### CHALLENGE
Under this task are some entries; return every one of them exactly.
>>>
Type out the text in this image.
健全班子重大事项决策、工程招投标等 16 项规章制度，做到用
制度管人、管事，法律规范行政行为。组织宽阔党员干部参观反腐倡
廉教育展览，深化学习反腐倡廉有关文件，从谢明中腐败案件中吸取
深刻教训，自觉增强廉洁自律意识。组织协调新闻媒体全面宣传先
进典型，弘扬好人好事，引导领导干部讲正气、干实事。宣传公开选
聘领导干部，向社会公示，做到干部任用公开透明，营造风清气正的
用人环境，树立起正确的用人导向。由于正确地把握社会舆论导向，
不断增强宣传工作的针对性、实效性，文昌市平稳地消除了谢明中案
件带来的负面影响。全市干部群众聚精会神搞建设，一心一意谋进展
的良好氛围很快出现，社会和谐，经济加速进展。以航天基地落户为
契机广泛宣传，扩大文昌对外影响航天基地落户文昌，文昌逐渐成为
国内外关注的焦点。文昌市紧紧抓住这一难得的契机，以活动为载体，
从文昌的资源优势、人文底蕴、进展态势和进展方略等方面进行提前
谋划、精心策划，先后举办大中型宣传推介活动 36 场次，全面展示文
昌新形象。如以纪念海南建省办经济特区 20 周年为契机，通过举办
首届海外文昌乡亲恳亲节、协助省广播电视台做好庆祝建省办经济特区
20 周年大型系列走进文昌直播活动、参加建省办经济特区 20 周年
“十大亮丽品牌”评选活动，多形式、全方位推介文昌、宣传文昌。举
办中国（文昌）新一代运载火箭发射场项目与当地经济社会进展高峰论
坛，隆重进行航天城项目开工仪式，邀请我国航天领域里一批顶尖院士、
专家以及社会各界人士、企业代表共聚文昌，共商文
<<<
### WRITTEN RESPONSE
Type out the text in this image.
健全班子重大事项决策、工程招投标等 16 项规章制度，做到用
制度管人、管事，法律规范行政行为。组织宽阔党员干部参观反腐倡
廉教育展览，深化学习反腐倡廉有关文件，从谢明中腐败案件中吸取
深刻教训，自觉增强廉洁自律意识。组织协调新闻媒体全面宣传先
进典型，弘扬好人好事，引导领导干部讲正气、干实事。宣传公开选
聘领导干部，向社会公示，做到干部任用公开透明，营造风清气正的
用人环境，树立起正确的用人导向。由于正确地把握社会舆论导向，
不断增强宣传工作的针对性、实效性，文昌市平稳地消除了谢明中案
件带来的负面影响。全市干部群众聚精会神搞建设，一心一意谋进展
的良好氛围很快出现，社会和谐，经济加速进展。以航天基地落户为
契机广泛宣传，扩大文昌对外影响航天基地落户文昌，文昌逐渐成为
国内外关注的焦点。文昌市紧紧抓住这一难得的契机，以活动为载体，
从文昌的资源优势、人文底蕴、进展态势和进展方略等方面进行提前
谋划、精心策划，先后举办大中型宣传推介活动 36 场次，全面展示文
昌新形象。如以纪念海南建省办经济特区 20 周年为契机，通过举办
首届海外文昌乡亲恳亲节、协助省广播电视台做好庆祝建省办经济特区
20 周年大型系列走进文昌直播活动、参加建省办经济特区 20 周年
“十大亮丽品牌”评选活动，多形式、全方位推介文昌、宣传文昌。举
办中国（文昌）新一代运载火箭发射场项目与当地经济社会进展高峰论
坛，隆重进行航天城项目开工仪式，邀请我国航天领域里一批顶尖院士、
专家以及社会各界人士、企业代表共聚文昌，共商文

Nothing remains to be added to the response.